EXERCISE DETAILS
Tell how many lines carry the word "JSON"; the reply is the number and nothing else.

GIVEN RECORDS
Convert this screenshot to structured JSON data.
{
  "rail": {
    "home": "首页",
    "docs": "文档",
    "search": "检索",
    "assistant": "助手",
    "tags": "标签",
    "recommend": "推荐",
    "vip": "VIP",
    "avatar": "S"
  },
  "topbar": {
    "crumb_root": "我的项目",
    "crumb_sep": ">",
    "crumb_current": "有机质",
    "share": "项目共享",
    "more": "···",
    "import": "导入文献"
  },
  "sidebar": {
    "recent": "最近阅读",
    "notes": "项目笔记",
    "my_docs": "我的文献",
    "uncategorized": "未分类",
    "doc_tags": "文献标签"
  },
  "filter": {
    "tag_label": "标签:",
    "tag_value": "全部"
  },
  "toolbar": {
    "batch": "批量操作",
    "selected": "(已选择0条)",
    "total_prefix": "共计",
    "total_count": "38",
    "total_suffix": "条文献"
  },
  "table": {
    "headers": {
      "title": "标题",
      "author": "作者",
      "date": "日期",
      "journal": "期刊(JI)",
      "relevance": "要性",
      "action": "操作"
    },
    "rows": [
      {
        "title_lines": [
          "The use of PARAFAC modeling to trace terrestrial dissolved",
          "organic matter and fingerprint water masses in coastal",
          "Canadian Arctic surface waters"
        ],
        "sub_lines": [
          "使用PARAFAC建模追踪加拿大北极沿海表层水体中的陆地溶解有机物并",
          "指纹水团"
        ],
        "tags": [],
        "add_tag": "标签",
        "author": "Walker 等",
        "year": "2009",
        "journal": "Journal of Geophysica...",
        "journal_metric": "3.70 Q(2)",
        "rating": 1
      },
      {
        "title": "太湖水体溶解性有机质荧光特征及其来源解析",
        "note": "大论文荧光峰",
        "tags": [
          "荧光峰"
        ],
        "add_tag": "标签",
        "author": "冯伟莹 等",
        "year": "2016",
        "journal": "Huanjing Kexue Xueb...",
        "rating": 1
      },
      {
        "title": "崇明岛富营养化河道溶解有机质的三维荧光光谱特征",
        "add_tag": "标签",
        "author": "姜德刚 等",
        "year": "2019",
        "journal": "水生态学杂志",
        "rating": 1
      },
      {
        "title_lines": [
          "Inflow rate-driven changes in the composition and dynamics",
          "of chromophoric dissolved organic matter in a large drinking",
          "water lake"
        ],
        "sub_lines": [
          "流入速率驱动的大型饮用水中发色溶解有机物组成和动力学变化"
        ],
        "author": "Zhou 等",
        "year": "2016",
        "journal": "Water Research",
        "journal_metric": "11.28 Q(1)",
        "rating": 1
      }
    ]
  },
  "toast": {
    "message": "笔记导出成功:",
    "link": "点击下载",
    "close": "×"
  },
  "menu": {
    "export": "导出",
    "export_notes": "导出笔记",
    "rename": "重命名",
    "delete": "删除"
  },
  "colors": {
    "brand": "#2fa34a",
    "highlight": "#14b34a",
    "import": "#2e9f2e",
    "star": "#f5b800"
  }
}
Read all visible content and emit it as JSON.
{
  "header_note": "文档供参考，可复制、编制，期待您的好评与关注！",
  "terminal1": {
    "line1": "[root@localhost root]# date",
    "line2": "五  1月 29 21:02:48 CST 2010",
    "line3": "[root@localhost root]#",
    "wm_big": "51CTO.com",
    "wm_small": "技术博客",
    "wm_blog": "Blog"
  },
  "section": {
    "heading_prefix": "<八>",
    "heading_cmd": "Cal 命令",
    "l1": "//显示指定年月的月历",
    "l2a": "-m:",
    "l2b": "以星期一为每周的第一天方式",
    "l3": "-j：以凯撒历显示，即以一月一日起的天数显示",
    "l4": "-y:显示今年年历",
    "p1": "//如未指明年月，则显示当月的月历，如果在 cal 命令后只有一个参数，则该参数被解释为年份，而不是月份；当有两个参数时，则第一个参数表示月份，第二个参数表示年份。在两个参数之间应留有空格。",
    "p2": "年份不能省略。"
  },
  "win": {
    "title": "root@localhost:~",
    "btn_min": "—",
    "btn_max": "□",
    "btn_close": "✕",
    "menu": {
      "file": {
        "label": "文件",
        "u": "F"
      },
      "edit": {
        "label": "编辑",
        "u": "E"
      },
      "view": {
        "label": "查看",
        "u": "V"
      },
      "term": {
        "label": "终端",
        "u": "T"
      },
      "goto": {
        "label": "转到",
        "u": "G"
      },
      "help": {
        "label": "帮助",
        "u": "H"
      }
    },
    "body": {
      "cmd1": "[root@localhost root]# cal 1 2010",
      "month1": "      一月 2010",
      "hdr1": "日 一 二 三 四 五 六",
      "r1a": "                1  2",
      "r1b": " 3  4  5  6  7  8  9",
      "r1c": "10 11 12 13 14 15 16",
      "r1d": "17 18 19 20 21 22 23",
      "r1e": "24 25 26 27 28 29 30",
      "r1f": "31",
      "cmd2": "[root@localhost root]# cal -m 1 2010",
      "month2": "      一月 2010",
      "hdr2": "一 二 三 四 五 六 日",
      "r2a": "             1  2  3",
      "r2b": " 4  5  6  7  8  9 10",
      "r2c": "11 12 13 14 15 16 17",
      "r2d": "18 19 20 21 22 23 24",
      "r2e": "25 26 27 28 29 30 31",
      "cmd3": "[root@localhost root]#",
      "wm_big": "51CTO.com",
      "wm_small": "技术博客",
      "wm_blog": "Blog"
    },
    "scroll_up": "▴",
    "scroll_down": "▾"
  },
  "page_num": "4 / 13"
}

SOLUTION
2